WHAT IS ASKED.
Copy out each line exactly; pictures stay out of the copy.
--- START ---
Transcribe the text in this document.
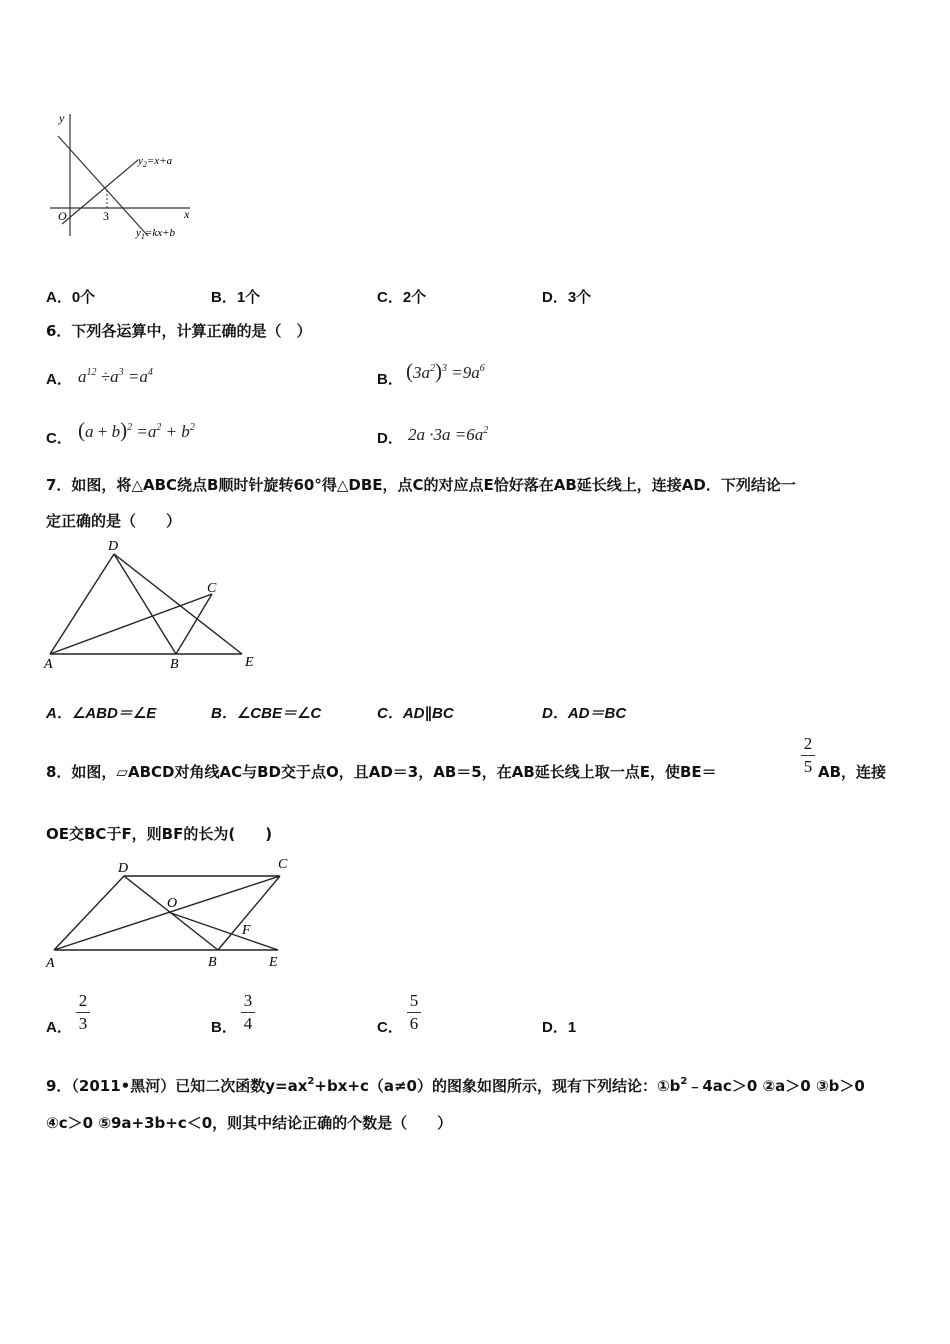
y
x
O	3
$y_2=x+a$
$y_1=kx+b$
A．0个	B．1个	C．2个	D．3个
6．下列各运算中，计算正确的是（　）
A． $a^{12} \div a^3 =a^4$	B． $(3a^2)^3 =9a^6$
C． $(a + b)^2 =a^2 + b^2$
D． $2a \cdot 3a =6a^2$
7．如图，将△ABC绕点B顺时针旋转60°得△DBE，点C的对应点E恰好落在AB延长线上，连接AD．下列结论一
定正确的是（　　）
D
C
A	B	E
A．∠ABD＝∠E	B．∠CBE＝∠C	C．AD∥BC	D．AD＝BC
8．如图，▱ABCD对角线AC与BD交于点O，且AD＝3，AB＝5，在AB延长线上取一点E，使BE＝
2
5 AB，连接
OE交BC于F，则BF的长为(　　)
D	C
O
F
A	B	E
A．
2
3	B．
3
4	C．
5
6	D．1
9．（2011•黑河）已知二次函数$y=ax^2+bx+c(a\ne 0)$的图象如图所示，现有下列结论：$①b^2﹣4ac>0$ ②a＞0 ③b＞0
④c＞0 ⑤9a+3b+c＜0，则其中结论正确的个数是（　　）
--- END ---
FINAL RESULT.
Transcribe the text in this document.
y
x
O	3
$y_2=x+a$
$y_1=kx+b$
A．0个	B．1个	C．2个	D．3个
6．下列各运算中，计算正确的是（　）
A． $a^{12} \div a^3 =a^4$	B． $(3a^2)^3 =9a^6$
C． $(a + b)^2 =a^2 + b^2$
D． $2a \cdot 3a =6a^2$
7．如图，将△ABC绕点B顺时针旋转60°得△DBE，点C的对应点E恰好落在AB延长线上，连接AD．下列结论一
定正确的是（　　）
D
C
A	B	E
A．∠ABD＝∠E	B．∠CBE＝∠C	C．AD∥BC	D．AD＝BC
8．如图，▱ABCD对角线AC与BD交于点O，且AD＝3，AB＝5，在AB延长线上取一点E，使BE＝
2
5 AB，连接
OE交BC于F，则BF的长为(　　)
D	C
O
F
A	B	E
A．
2
3	B．
3
4	C．
5
6	D．1
9．（2011•黑河）已知二次函数$y=ax^2+bx+c(a\ne 0)$的图象如图所示，现有下列结论：$①b^2﹣4ac>0$ ②a＞0 ③b＞0
④c＞0 ⑤9a+3b+c＜0，则其中结论正确的个数是（　　）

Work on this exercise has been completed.